--- Begin DATA TO PROCESS ---
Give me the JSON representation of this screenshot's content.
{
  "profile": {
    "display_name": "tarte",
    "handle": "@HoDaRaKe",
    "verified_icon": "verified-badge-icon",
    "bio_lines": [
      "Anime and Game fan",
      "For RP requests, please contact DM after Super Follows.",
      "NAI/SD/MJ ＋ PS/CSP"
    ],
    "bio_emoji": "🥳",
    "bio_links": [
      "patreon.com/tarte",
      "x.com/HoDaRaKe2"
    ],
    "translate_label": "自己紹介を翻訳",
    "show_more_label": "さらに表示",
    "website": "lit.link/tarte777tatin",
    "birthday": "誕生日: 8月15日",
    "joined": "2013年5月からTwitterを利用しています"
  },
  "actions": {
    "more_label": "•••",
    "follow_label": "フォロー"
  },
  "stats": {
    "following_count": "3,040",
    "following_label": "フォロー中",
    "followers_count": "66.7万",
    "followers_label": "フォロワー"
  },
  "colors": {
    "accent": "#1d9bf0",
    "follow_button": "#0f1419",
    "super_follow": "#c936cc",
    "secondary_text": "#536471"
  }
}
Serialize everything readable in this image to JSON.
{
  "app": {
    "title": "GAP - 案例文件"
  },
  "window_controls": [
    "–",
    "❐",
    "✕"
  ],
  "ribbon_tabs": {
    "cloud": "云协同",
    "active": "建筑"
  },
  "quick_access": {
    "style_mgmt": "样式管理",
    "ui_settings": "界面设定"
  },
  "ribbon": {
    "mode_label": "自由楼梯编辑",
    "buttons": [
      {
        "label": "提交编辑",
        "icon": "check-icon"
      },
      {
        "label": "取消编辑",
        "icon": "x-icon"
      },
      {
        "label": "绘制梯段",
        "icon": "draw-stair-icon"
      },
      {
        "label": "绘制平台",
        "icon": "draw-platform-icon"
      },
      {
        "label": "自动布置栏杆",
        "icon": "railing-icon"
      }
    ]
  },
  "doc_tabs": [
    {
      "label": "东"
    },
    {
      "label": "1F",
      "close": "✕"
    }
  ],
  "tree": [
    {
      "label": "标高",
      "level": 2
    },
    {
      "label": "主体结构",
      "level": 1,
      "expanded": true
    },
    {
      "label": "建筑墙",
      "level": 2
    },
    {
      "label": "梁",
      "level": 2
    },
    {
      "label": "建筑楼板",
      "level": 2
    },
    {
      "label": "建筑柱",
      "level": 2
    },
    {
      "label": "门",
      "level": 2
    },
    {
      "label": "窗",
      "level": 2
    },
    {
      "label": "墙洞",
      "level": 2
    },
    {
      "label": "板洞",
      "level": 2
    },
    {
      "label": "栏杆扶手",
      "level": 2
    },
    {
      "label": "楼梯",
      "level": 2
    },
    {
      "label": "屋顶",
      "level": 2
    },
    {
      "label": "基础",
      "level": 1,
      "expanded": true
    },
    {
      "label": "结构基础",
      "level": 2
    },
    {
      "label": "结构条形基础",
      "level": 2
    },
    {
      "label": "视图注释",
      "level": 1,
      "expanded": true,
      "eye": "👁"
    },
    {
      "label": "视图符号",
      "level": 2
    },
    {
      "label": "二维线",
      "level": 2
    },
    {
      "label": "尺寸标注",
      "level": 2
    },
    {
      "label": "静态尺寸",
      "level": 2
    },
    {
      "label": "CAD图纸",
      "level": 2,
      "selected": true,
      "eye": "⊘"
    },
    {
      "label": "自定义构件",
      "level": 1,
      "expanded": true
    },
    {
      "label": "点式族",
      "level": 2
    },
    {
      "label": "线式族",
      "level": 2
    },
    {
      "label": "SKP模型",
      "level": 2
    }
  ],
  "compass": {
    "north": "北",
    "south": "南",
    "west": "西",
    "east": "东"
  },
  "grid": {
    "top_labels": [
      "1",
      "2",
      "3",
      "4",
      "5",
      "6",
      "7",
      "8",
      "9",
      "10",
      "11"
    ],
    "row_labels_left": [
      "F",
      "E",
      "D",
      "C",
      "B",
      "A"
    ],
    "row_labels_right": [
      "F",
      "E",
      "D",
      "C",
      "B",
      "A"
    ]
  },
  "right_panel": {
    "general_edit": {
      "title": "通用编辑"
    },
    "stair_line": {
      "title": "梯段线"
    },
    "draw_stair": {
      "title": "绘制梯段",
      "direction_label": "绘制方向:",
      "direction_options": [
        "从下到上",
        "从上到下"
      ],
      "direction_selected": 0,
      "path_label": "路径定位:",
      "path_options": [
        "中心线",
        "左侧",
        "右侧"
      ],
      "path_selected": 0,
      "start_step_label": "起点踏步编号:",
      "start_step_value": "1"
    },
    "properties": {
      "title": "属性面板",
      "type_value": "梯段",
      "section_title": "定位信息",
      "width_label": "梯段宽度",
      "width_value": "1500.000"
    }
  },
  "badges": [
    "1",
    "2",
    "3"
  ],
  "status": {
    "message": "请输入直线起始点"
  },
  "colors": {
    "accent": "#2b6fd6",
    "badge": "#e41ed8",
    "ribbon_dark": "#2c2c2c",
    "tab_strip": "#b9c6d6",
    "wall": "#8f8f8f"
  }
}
--- End DATA TO PROCESS ---
§ WHAT YOU SHOULD DO:
Quote every record above exactly.

§ TASK RESPONSE:
Give me the JSON representation of this screenshot's content.
{
  "profile": {
    "display_name": "tarte",
    "handle": "@HoDaRaKe",
    "verified_icon": "verified-badge-icon",
    "bio_lines": [
      "Anime and Game fan",
      "For RP requests, please contact DM after Super Follows.",
      "NAI/SD/MJ ＋ PS/CSP"
    ],
    "bio_emoji": "🥳",
    "bio_links": [
      "patreon.com/tarte",
      "x.com/HoDaRaKe2"
    ],
    "translate_label": "自己紹介を翻訳",
    "show_more_label": "さらに表示",
    "website": "lit.link/tarte777tatin",
    "birthday": "誕生日: 8月15日",
    "joined": "2013年5月からTwitterを利用しています"
  },
  "actions": {
    "more_label": "•••",
    "follow_label": "フォロー"
  },
  "stats": {
    "following_count": "3,040",
    "following_label": "フォロー中",
    "followers_count": "66.7万",
    "followers_label": "フォロワー"
  },
  "colors": {
    "accent": "#1d9bf0",
    "follow_button": "#0f1419",
    "super_follow": "#c936cc",
    "secondary_text": "#536471"
  }
}
Serialize everything readable in this image to JSON.
{
  "app": {
    "title": "GAP - 案例文件"
  },
  "window_controls": [
    "–",
    "❐",
    "✕"
  ],
  "ribbon_tabs": {
    "cloud": "云协同",
    "active": "建筑"
  },
  "quick_access": {
    "style_mgmt": "样式管理",
    "ui_settings": "界面设定"
  },
  "ribbon": {
    "mode_label": "自由楼梯编辑",
    "buttons": [
      {
        "label": "提交编辑",
        "icon": "check-icon"
      },
      {
        "label": "取消编辑",
        "icon": "x-icon"
      },
      {
        "label": "绘制梯段",
        "icon": "draw-stair-icon"
      },
      {
        "label": "绘制平台",
        "icon": "draw-platform-icon"
      },
      {
        "label": "自动布置栏杆",
        "icon": "railing-icon"
      }
    ]
  },
  "doc_tabs": [
    {
      "label": "东"
    },
    {
      "label": "1F",
      "close": "✕"
    }
  ],
  "tree": [
    {
      "label": "标高",
      "level": 2
    },
    {
      "label": "主体结构",
      "level": 1,
      "expanded": true
    },
    {
      "label": "建筑墙",
      "level": 2
    },
    {
      "label": "梁",
      "level": 2
    },
    {
      "label": "建筑楼板",
      "level": 2
    },
    {
      "label": "建筑柱",
      "level": 2
    },
    {
      "label": "门",
      "level": 2
    },
    {
      "label": "窗",
      "level": 2
    },
    {
      "label": "墙洞",
      "level": 2
    },
    {
      "label": "板洞",
      "level": 2
    },
    {
      "label": "栏杆扶手",
      "level": 2
    },
    {
      "label": "楼梯",
      "level": 2
    },
    {
      "label": "屋顶",
      "level": 2
    },
    {
      "label": "基础",
      "level": 1,
      "expanded": true
    },
    {
      "label": "结构基础",
      "level": 2
    },
    {
      "label": "结构条形基础",
      "level": 2
    },
    {
      "label": "视图注释",
      "level": 1,
      "expanded": true,
      "eye": "👁"
    },
    {
      "label": "视图符号",
      "level": 2
    },
    {
      "label": "二维线",
      "level": 2
    },
    {
      "label": "尺寸标注",
      "level": 2
    },
    {
      "label": "静态尺寸",
      "level": 2
    },
    {
      "label": "CAD图纸",
      "level": 2,
      "selected": true,
      "eye": "⊘"
    },
    {
      "label": "自定义构件",
      "level": 1,
      "expanded": true
    },
    {
      "label": "点式族",
      "level": 2
    },
    {
      "label": "线式族",
      "level": 2
    },
    {
      "label": "SKP模型",
      "level": 2
    }
  ],
  "compass": {
    "north": "北",
    "south": "南",
    "west": "西",
    "east": "东"
  },
  "grid": {
    "top_labels": [
      "1",
      "2",
      "3",
      "4",
      "5",
      "6",
      "7",
      "8",
      "9",
      "10",
      "11"
    ],
    "row_labels_left": [
      "F",
      "E",
      "D",
      "C",
      "B",
      "A"
    ],
    "row_labels_right": [
      "F",
      "E",
      "D",
      "C",
      "B",
      "A"
    ]
  },
  "right_panel": {
    "general_edit": {
      "title": "通用编辑"
    },
    "stair_line": {
      "title": "梯段线"
    },
    "draw_stair": {
      "title": "绘制梯段",
      "direction_label": "绘制方向:",
      "direction_options": [
        "从下到上",
        "从上到下"
      ],
      "direction_selected": 0,
      "path_label": "路径定位:",
      "path_options": [
        "中心线",
        "左侧",
        "右侧"
      ],
      "path_selected": 0,
      "start_step_label": "起点踏步编号:",
      "start_step_value": "1"
    },
    "properties": {
      "title": "属性面板",
      "type_value": "梯段",
      "section_title": "定位信息",
      "width_label": "梯段宽度",
      "width_value": "1500.000"
    }
  },
  "badges": [
    "1",
    "2",
    "3"
  ],
  "status": {
    "message": "请输入直线起始点"
  },
  "colors": {
    "accent": "#2b6fd6",
    "badge": "#e41ed8",
    "ribbon_dark": "#2c2c2c",
    "tab_strip": "#b9c6d6",
    "wall": "#8f8f8f"
  }
}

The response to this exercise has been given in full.